• _Tarefa proposta 1_:
Copie sem mudar nada o trecho da entrevista sobre cinema, tudo desde "Os filmes feitos" até "finalizar nossos filmes.".

• _Trecho fornecido_:
----------------------------------------

Camilo: Hoje está infinitamente melhor do que há 15 anos. Em Pernambuco temos um edital chamado Fundo de Cultura do Governo de Pernambuco (Funcultura), que destina por ano quase R$ 12 milhões especificamente para o audiovisual.
Os filmes feitos em Pernambuco são multiculturais. A única coisa que as produções do Estado têm em comum é uma honestidade de expressão de seus idealizadores. Você pode observar nas produções que os idealizadores estão se expondo no seu filme. Ninguém faz filme para copiar padrões. São filmes originais com diferentes visões artísticas, estéticas e ideológicas.
Hoje é possível produzir fora do eixo Rio/São Paulo porque através de uma cadeia auto produtiva, o dinheiro de uma obra audiovisual é ultra distribuído, gerando recursos para os setores primários, secundários e terciários da economia. Não precisamos mais ir para o Rio ou São Paulo para finalizar nossos filmes.
Portal: Quem você citaria como grandes influências nas suas obras?
Rapaz, isso é muito difícil de responder. São muitas influências em diferentes e distintas fases da vida. As influências passam pelo espanhol Luis Buñuel, até Glauber Rocha e Tarantino. Mas gosto muito de citar cinco diretores que são muito importantes para o cinema e que consciente e inconscientemente estão presentes no meu trabalho: o iraniano Abbas Kiarostame, o Sérvio, Emir Kusturica, o polonês Krzysztof Kieślowski, o americano Stanley Kubrick e o grande japonês, Akira Kurosawa.
Portal: O que você acha que poderia ser feito para se democratizar o cinema?

----------------------------------------

Linhas de um conjunto de dados de layout:

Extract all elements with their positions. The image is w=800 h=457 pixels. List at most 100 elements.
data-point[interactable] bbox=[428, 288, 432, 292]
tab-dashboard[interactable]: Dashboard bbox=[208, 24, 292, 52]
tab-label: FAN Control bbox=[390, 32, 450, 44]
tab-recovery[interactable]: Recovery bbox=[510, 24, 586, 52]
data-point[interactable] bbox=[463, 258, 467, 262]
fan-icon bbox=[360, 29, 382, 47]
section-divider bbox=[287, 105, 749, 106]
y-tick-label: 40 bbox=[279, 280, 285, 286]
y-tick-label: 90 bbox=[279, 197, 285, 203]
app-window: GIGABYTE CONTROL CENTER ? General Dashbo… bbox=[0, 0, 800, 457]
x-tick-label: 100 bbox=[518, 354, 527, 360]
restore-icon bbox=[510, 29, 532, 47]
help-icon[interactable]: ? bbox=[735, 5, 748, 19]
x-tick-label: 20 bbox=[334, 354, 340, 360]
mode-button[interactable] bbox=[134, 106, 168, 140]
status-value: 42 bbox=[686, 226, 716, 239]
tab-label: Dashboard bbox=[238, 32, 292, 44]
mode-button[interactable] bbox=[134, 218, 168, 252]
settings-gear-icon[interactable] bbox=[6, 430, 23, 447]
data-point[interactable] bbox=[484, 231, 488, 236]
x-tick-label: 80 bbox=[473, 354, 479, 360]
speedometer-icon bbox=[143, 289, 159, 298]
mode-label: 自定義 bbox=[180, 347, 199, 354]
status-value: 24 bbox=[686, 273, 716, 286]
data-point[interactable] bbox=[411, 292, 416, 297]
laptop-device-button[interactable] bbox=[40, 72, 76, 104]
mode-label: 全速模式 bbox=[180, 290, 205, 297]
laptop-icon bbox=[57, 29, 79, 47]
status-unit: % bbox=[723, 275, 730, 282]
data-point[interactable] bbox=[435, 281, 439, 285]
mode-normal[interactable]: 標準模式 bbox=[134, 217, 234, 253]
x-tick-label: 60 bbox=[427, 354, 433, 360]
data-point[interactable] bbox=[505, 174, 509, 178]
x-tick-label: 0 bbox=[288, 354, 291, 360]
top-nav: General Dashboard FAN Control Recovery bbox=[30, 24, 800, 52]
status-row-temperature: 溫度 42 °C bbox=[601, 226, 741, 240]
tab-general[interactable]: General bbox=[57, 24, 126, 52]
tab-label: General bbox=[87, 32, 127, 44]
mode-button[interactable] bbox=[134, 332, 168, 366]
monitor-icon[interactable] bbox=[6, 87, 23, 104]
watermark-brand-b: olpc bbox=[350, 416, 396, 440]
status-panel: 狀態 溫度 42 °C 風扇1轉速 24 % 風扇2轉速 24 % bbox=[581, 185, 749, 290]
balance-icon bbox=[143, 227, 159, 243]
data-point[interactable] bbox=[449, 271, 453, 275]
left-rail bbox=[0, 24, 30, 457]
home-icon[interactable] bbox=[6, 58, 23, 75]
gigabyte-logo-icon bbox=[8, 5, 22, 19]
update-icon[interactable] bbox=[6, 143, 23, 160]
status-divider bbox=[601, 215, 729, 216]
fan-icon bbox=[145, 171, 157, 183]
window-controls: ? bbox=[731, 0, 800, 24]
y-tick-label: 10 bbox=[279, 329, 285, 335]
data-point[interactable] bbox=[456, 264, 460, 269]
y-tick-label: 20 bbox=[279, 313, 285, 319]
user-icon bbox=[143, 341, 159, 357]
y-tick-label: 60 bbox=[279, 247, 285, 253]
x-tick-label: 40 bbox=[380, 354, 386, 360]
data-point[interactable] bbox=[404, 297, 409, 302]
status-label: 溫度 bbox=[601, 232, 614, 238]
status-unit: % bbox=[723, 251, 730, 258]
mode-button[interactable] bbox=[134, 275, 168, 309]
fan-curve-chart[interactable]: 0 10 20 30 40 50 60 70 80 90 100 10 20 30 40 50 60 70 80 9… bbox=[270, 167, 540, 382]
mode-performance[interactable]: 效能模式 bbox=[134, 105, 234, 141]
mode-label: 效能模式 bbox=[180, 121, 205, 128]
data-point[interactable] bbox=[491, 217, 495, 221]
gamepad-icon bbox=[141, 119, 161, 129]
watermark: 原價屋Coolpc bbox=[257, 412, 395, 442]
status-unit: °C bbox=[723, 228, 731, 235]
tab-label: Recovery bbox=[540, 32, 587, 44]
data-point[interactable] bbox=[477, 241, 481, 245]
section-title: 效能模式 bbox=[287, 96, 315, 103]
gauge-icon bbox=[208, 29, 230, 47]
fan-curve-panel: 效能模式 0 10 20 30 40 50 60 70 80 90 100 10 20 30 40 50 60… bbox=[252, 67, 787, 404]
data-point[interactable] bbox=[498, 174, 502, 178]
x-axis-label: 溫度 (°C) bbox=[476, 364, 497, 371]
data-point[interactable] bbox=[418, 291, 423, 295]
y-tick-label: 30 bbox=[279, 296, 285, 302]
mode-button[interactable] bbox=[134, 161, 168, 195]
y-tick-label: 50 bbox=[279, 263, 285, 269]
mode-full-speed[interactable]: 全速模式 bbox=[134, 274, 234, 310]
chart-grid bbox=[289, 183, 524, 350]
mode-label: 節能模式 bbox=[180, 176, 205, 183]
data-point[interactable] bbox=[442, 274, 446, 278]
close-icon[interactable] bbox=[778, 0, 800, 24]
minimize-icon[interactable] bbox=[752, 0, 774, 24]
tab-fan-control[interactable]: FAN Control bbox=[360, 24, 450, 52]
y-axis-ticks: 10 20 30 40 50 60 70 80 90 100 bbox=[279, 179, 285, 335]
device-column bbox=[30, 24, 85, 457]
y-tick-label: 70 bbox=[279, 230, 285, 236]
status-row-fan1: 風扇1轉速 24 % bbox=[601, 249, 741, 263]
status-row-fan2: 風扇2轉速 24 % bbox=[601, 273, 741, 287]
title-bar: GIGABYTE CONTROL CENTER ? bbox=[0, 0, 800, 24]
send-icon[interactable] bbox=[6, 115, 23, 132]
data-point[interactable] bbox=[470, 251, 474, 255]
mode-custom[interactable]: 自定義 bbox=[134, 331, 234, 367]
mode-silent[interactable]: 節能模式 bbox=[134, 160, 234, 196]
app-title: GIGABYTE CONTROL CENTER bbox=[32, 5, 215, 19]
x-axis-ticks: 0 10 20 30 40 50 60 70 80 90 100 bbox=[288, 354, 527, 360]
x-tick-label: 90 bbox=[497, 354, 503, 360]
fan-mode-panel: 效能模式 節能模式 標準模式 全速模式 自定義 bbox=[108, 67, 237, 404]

----------------------------------------

• _Tarefa proposta 2_:
Nos registros, pegue tudo desde o começo até a linha que contém "data-point[interactable] bbox=[505, 174, 509, 178]" e substitua "mode-label" por "mode-caption", sem mexer em mais nada. Devolva só essas linhas.

• _Resposta esperada 1_:
Os filmes feitos em Pernambuco são multiculturais. A única coisa que as produções do Estado têm em comum é uma honestidade de expressão de seus idealizadores. Você pode observar nas produções que os idealizadores estão se expondo no seu filme. Ninguém faz filme para copiar padrões. São filmes originais com diferentes visões artísticas, estéticas e ideológicas.
Hoje é possível produzir fora do eixo Rio/São Paulo porque através de uma cadeia auto produtiva, o dinheiro de uma obra audiovisual é ultra distribuído, gerando recursos para os setores primários, secundários e terciários da economia. Não precisamos mais ir para o Rio ou São Paulo para finalizar nossos filmes.

• _Resposta esperada 2_:
Extract all elements with their positions. The image is w=800 h=457 pixels. List at most 100 elements.
data-point[interactable] bbox=[428, 288, 432, 292]
tab-dashboard[interactable]: Dashboard bbox=[208, 24, 292, 52]
tab-label: FAN Control bbox=[390, 32, 450, 44]
tab-recovery[interactable]: Recovery bbox=[510, 24, 586, 52]
data-point[interactable] bbox=[463, 258, 467, 262]
fan-icon bbox=[360, 29, 382, 47]
section-divider bbox=[287, 105, 749, 106]
y-tick-label: 40 bbox=[279, 280, 285, 286]
y-tick-label: 90 bbox=[279, 197, 285, 203]
app-window: GIGABYTE CONTROL CENTER ? General Dashbo… bbox=[0, 0, 800, 457]
x-tick-label: 100 bbox=[518, 354, 527, 360]
restore-icon bbox=[510, 29, 532, 47]
help-icon[interactable]: ? bbox=[735, 5, 748, 19]
x-tick-label: 20 bbox=[334, 354, 340, 360]
mode-button[interactable] bbox=[134, 106, 168, 140]
status-value: 42 bbox=[686, 226, 716, 239]
tab-label: Dashboard bbox=[238, 32, 292, 44]
mode-button[interactable] bbox=[134, 218, 168, 252]
settings-gear-icon[interactable] bbox=[6, 430, 23, 447]
data-point[interactable] bbox=[484, 231, 488, 236]
x-tick-label: 80 bbox=[473, 354, 479, 360]
speedometer-icon bbox=[143, 289, 159, 298]
mode-caption: 自定義 bbox=[180, 347, 199, 354]
status-value: 24 bbox=[686, 273, 716, 286]
data-point[interactable] bbox=[411, 292, 416, 297]
laptop-device-button[interactable] bbox=[40, 72, 76, 104]
mode-caption: 全速模式 bbox=[180, 290, 205, 297]
laptop-icon bbox=[57, 29, 79, 47]
status-unit: % bbox=[723, 275, 730, 282]
data-point[interactable] bbox=[435, 281, 439, 285]
mode-normal[interactable]: 標準模式 bbox=[134, 217, 234, 253]
x-tick-label: 60 bbox=[427, 354, 433, 360]
data-point[interactable] bbox=[505, 174, 509, 178]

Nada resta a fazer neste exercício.